• **To do**:
Your answer should be only a number: how many lines include the word "false".

=====

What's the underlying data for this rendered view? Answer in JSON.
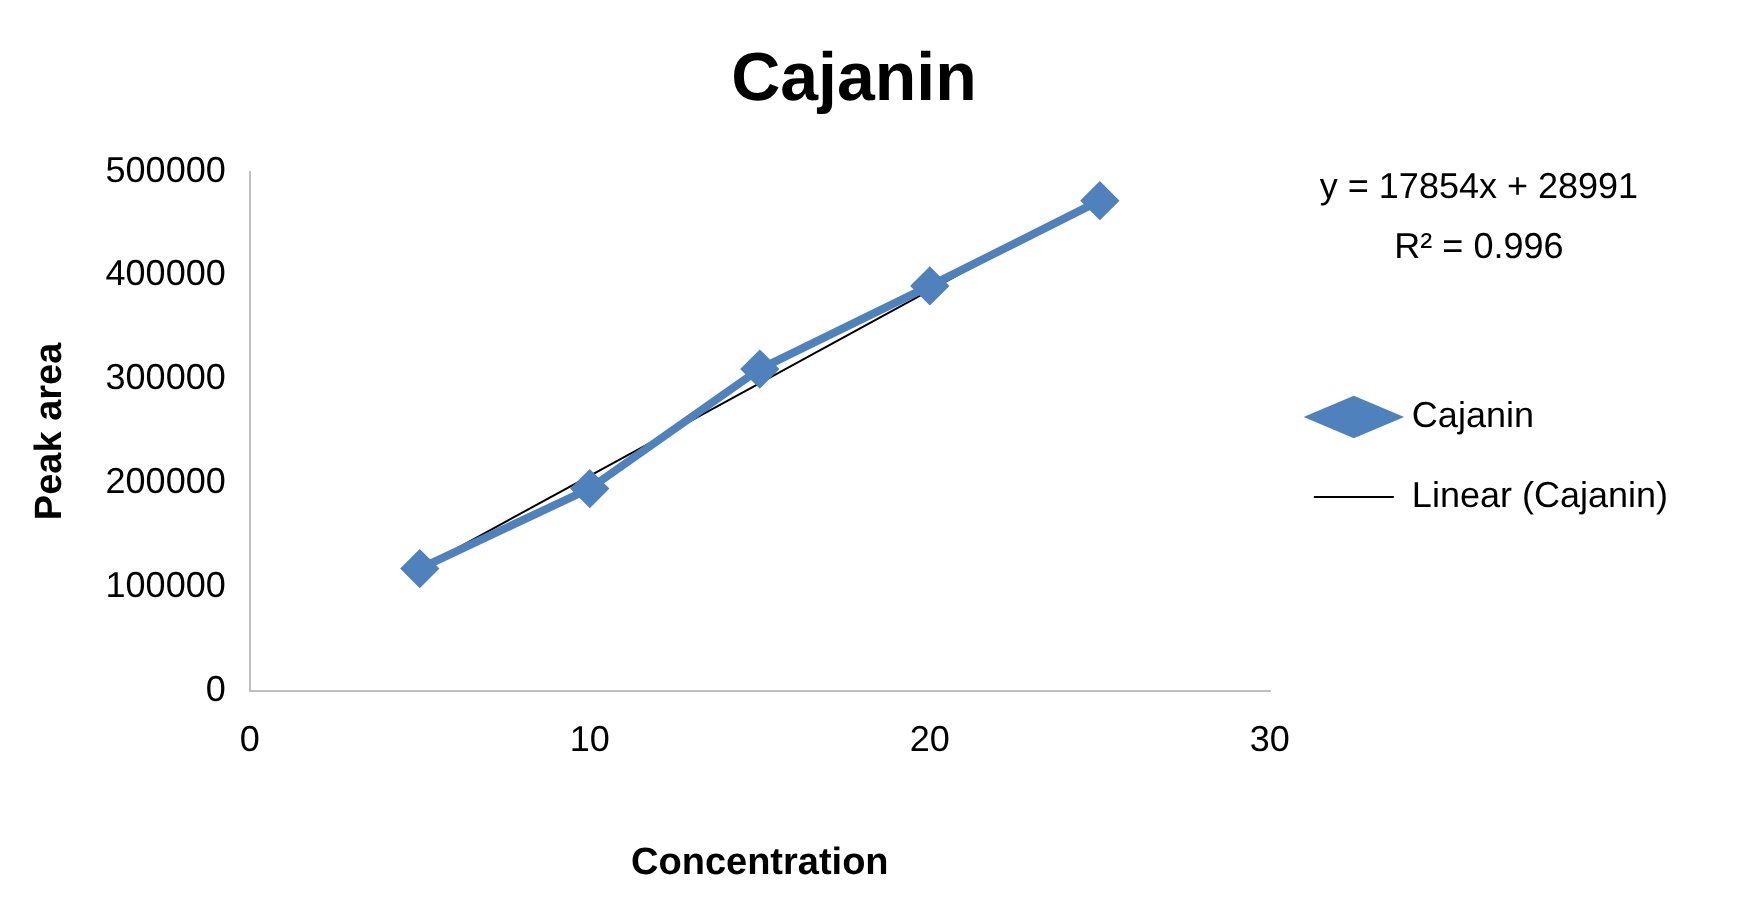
{
  "chart_data": {
    "type": "line",
    "title": "Cajanin",
    "xlabel": "Concentration",
    "ylabel": "Peak area",
    "annotations": [
      "y = 17854x + 28991",
      "R² = 0.996"
    ],
    "x": [
      5,
      10,
      15,
      20,
      25
    ],
    "series": [
      {
        "name": "Cajanin",
        "color": "#4f81bd",
        "values": [
          118000,
          195000,
          310000,
          390000,
          472000
        ],
        "marker": "diamond"
      },
      {
        "name": "Linear (Cajanin)",
        "type": "line",
        "color": "#000000",
        "x": [
          5,
          25
        ],
        "values": [
          118000,
          475000
        ],
        "marker": "none"
      }
    ],
    "xlim": [
      0,
      30
    ],
    "xticks": [
      0,
      10,
      20,
      30
    ],
    "ylim": [
      0,
      500000
    ],
    "yticks": [
      0,
      100000,
      200000,
      300000,
      400000,
      500000
    ],
    "grid": false,
    "legend": "right"
  }
}
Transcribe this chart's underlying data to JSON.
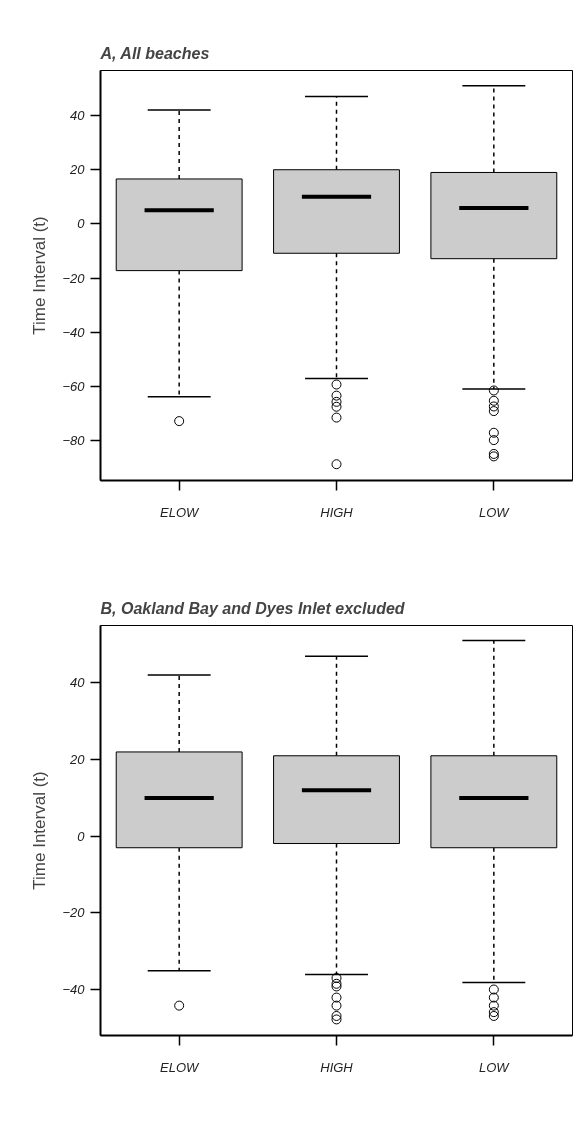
{
  "chart_data": [
    {
      "type": "box",
      "title": "A, All beaches",
      "ylabel": "Time Interval (t)",
      "categories": [
        "ELOW",
        "HIGH",
        "LOW"
      ],
      "color": "#cccccc",
      "ylim": [
        -94.6,
        56.6
      ],
      "yticks": [
        -80,
        -60,
        -40,
        -20,
        0,
        20,
        40
      ],
      "grid": false,
      "marker": "circle",
      "boxes": [
        {
          "low": -63.7,
          "q1": -17.2,
          "median": 5.1,
          "q3": 16.6,
          "high": 42,
          "outliers": [
            -72.7
          ]
        },
        {
          "low": -57,
          "q1": -10.8,
          "median": 10,
          "q3": 20,
          "high": 47,
          "outliers": [
            -59.2,
            -63.3,
            -65.6,
            -67.4,
            -71.4,
            -88.6
          ]
        },
        {
          "low": -60.9,
          "q1": -12.8,
          "median": 5.9,
          "q3": 19,
          "high": 51,
          "outliers": [
            -61.4,
            -65.2,
            -67.3,
            -69,
            -77,
            -79.7,
            -84.8,
            -85.7
          ]
        }
      ]
    },
    {
      "type": "box",
      "title": "B, Oakland Bay and Dyes Inlet excluded",
      "ylabel": "Time Interval (t)",
      "categories": [
        "ELOW",
        "HIGH",
        "LOW"
      ],
      "color": "#cccccc",
      "ylim": [
        -52,
        55
      ],
      "yticks": [
        -40,
        -20,
        0,
        20,
        40
      ],
      "grid": false,
      "marker": "circle",
      "boxes": [
        {
          "low": -35.1,
          "q1": -3,
          "median": 10,
          "q3": 22,
          "high": 42.1,
          "outliers": [
            -44.2
          ]
        },
        {
          "low": -36.1,
          "q1": -1.9,
          "median": 12,
          "q3": 21,
          "high": 47,
          "outliers": [
            -37,
            -38.5,
            -39.2,
            -42.1,
            -44.2,
            -46.9,
            -47.8
          ]
        },
        {
          "low": -38.2,
          "q1": -3,
          "median": 10,
          "q3": 21,
          "high": 51.1,
          "outliers": [
            -40,
            -42.1,
            -44.2,
            -45.9,
            -46.9
          ]
        }
      ]
    }
  ]
}
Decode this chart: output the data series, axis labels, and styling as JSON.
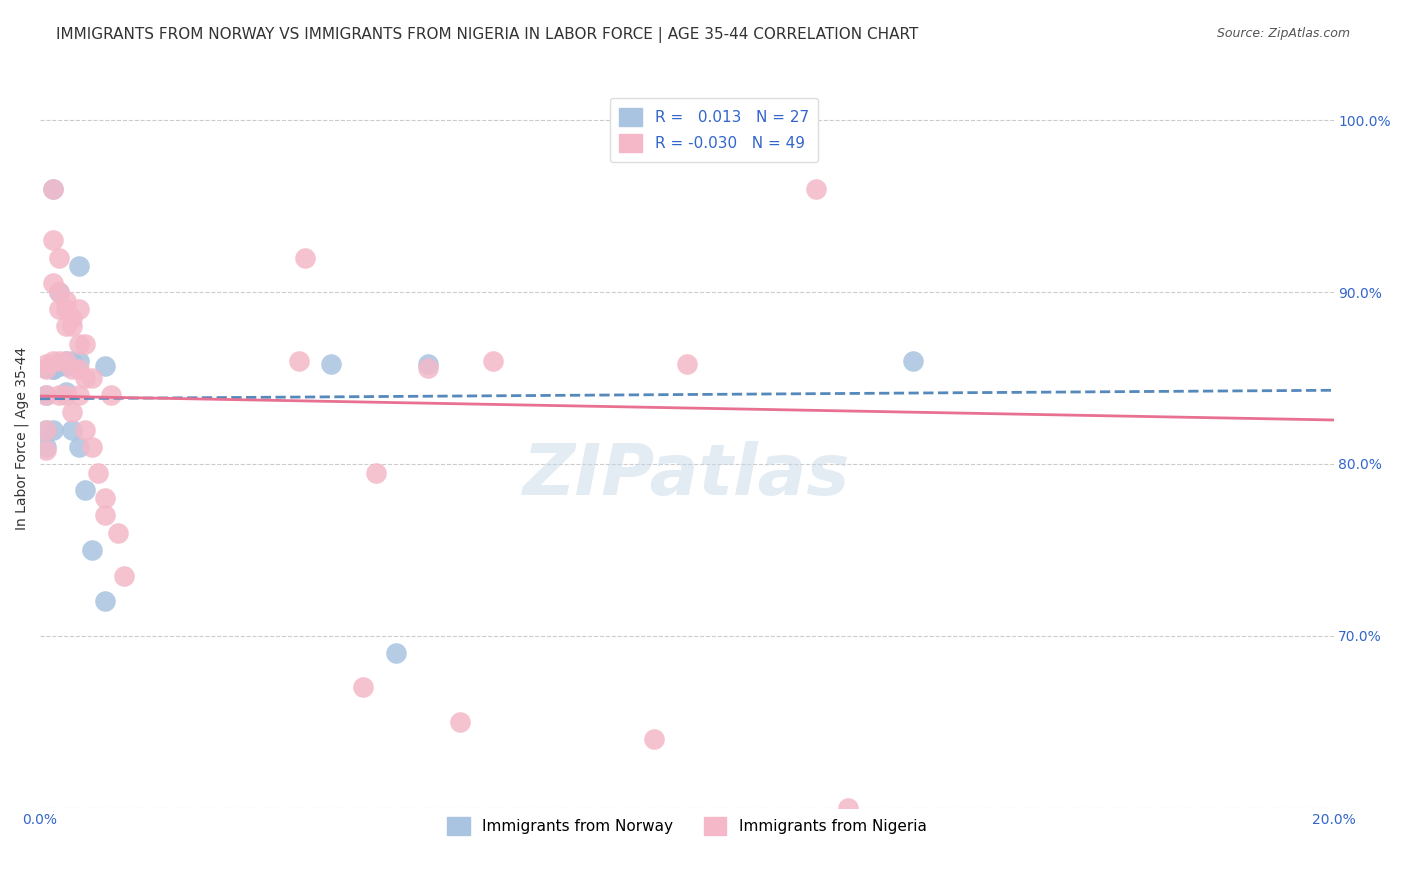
{
  "title": "IMMIGRANTS FROM NORWAY VS IMMIGRANTS FROM NIGERIA IN LABOR FORCE | AGE 35-44 CORRELATION CHART",
  "source": "Source: ZipAtlas.com",
  "xlabel": "",
  "ylabel": "In Labor Force | Age 35-44",
  "xlim": [
    0.0,
    0.2
  ],
  "ylim": [
    0.6,
    1.03
  ],
  "yticks": [
    0.7,
    0.8,
    0.9,
    1.0
  ],
  "ytick_labels": [
    "70.0%",
    "80.0%",
    "90.0%",
    "100.0%"
  ],
  "xticks": [
    0.0,
    0.05,
    0.1,
    0.15,
    0.2
  ],
  "xtick_labels": [
    "0.0%",
    "",
    "",
    "",
    "20.0%"
  ],
  "norway_R": 0.013,
  "norway_N": 27,
  "nigeria_R": -0.03,
  "nigeria_N": 49,
  "norway_color": "#a8c4e0",
  "nigeria_color": "#f4b8c8",
  "norway_line_color": "#5588bb",
  "nigeria_line_color": "#e87090",
  "norway_x": [
    0.001,
    0.001,
    0.001,
    0.001,
    0.002,
    0.002,
    0.002,
    0.002,
    0.003,
    0.003,
    0.003,
    0.004,
    0.004,
    0.004,
    0.005,
    0.005,
    0.006,
    0.006,
    0.006,
    0.007,
    0.008,
    0.01,
    0.01,
    0.045,
    0.055,
    0.06,
    0.135
  ],
  "norway_y": [
    0.856,
    0.84,
    0.82,
    0.81,
    0.96,
    0.855,
    0.855,
    0.82,
    0.9,
    0.858,
    0.857,
    0.86,
    0.857,
    0.842,
    0.86,
    0.82,
    0.915,
    0.86,
    0.81,
    0.785,
    0.75,
    0.857,
    0.72,
    0.858,
    0.69,
    0.858,
    0.86
  ],
  "nigeria_x": [
    0.001,
    0.001,
    0.001,
    0.001,
    0.001,
    0.002,
    0.002,
    0.002,
    0.002,
    0.003,
    0.003,
    0.003,
    0.003,
    0.003,
    0.004,
    0.004,
    0.004,
    0.004,
    0.004,
    0.005,
    0.005,
    0.005,
    0.005,
    0.006,
    0.006,
    0.006,
    0.006,
    0.007,
    0.007,
    0.007,
    0.008,
    0.008,
    0.009,
    0.01,
    0.01,
    0.011,
    0.012,
    0.013,
    0.04,
    0.041,
    0.05,
    0.052,
    0.06,
    0.065,
    0.07,
    0.095,
    0.1,
    0.12,
    0.125
  ],
  "nigeria_y": [
    0.858,
    0.855,
    0.84,
    0.82,
    0.808,
    0.96,
    0.93,
    0.905,
    0.86,
    0.92,
    0.9,
    0.89,
    0.86,
    0.84,
    0.895,
    0.89,
    0.88,
    0.86,
    0.84,
    0.885,
    0.88,
    0.855,
    0.83,
    0.89,
    0.87,
    0.855,
    0.84,
    0.87,
    0.85,
    0.82,
    0.85,
    0.81,
    0.795,
    0.78,
    0.77,
    0.84,
    0.76,
    0.735,
    0.86,
    0.92,
    0.67,
    0.795,
    0.856,
    0.65,
    0.86,
    0.64,
    0.858,
    0.96,
    0.6
  ],
  "watermark": "ZIPatlas",
  "watermark_color": "#c8d8e8",
  "background_color": "#ffffff",
  "grid_color": "#cccccc",
  "title_fontsize": 11,
  "axis_label_fontsize": 10,
  "tick_fontsize": 10,
  "legend_fontsize": 11
}
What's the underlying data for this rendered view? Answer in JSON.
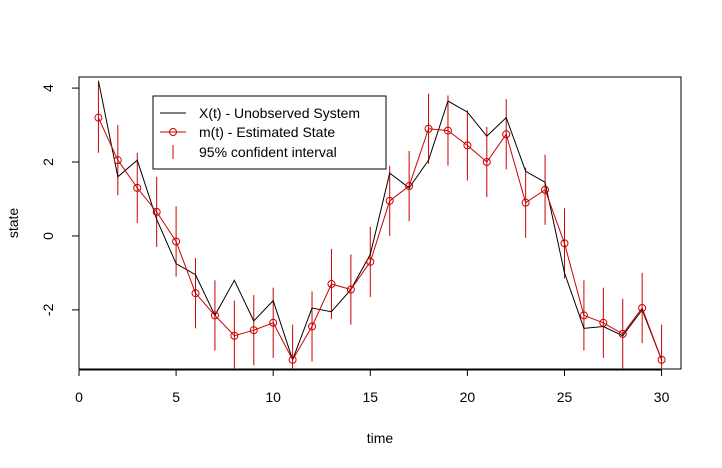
{
  "chart_data": {
    "type": "line",
    "title": "",
    "xlabel": "time",
    "ylabel": "state",
    "xlim": [
      0,
      31
    ],
    "ylim": [
      -3.6,
      4.3
    ],
    "x_ticks": [
      0,
      5,
      10,
      15,
      20,
      25,
      30
    ],
    "y_ticks": [
      -2,
      0,
      2,
      4
    ],
    "x": [
      1,
      2,
      3,
      4,
      5,
      6,
      7,
      8,
      9,
      10,
      11,
      12,
      13,
      14,
      15,
      16,
      17,
      18,
      19,
      20,
      21,
      22,
      23,
      24,
      25,
      26,
      27,
      28,
      29,
      30
    ],
    "series": [
      {
        "name": "X(t) - Unobserved System",
        "color": "#000000",
        "values": [
          4.2,
          1.6,
          2.05,
          0.45,
          -0.75,
          -1.05,
          -2.15,
          -1.2,
          -2.3,
          -1.75,
          -3.35,
          -1.95,
          -2.05,
          -1.45,
          -0.5,
          1.7,
          1.3,
          2.05,
          3.65,
          3.35,
          2.7,
          3.2,
          1.75,
          1.45,
          -1.0,
          -2.5,
          -2.45,
          -2.7,
          -2.0,
          -3.35
        ]
      },
      {
        "name": "m(t) - Estimated State",
        "color": "#cc0000",
        "values": [
          3.2,
          2.05,
          1.3,
          0.65,
          -0.15,
          -1.55,
          -2.15,
          -2.7,
          -2.55,
          -2.35,
          -3.35,
          -2.45,
          -1.3,
          -1.45,
          -0.7,
          0.95,
          1.35,
          2.9,
          2.85,
          2.45,
          2.0,
          2.75,
          0.9,
          1.25,
          -0.2,
          -2.15,
          -2.35,
          -2.65,
          -1.95,
          -3.35
        ]
      }
    ],
    "interval": {
      "name": "95% confident interval",
      "color": "#cc0000",
      "lower": [
        2.25,
        1.1,
        0.35,
        -0.3,
        -1.1,
        -2.5,
        -3.1,
        -3.65,
        -3.5,
        -3.3,
        -4.3,
        -3.4,
        -2.25,
        -2.4,
        -1.65,
        0.0,
        0.4,
        1.95,
        1.9,
        1.5,
        1.05,
        1.8,
        -0.05,
        0.3,
        -1.15,
        -3.1,
        -3.3,
        -3.6,
        -2.9,
        -4.3
      ],
      "upper": [
        4.15,
        3.0,
        2.25,
        1.6,
        0.8,
        -0.6,
        -1.2,
        -1.75,
        -1.6,
        -1.4,
        -2.4,
        -1.5,
        -0.35,
        -0.5,
        0.25,
        1.9,
        2.3,
        3.85,
        3.8,
        3.4,
        2.95,
        3.7,
        1.85,
        2.2,
        0.75,
        -1.2,
        -1.4,
        -1.7,
        -1.0,
        -2.4
      ]
    },
    "legend": {
      "placement": "top-left",
      "entries": [
        "X(t) - Unobserved System",
        "m(t) - Estimated State",
        "95% confident interval"
      ]
    },
    "grid": false
  }
}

=====

• **Task solution**:
4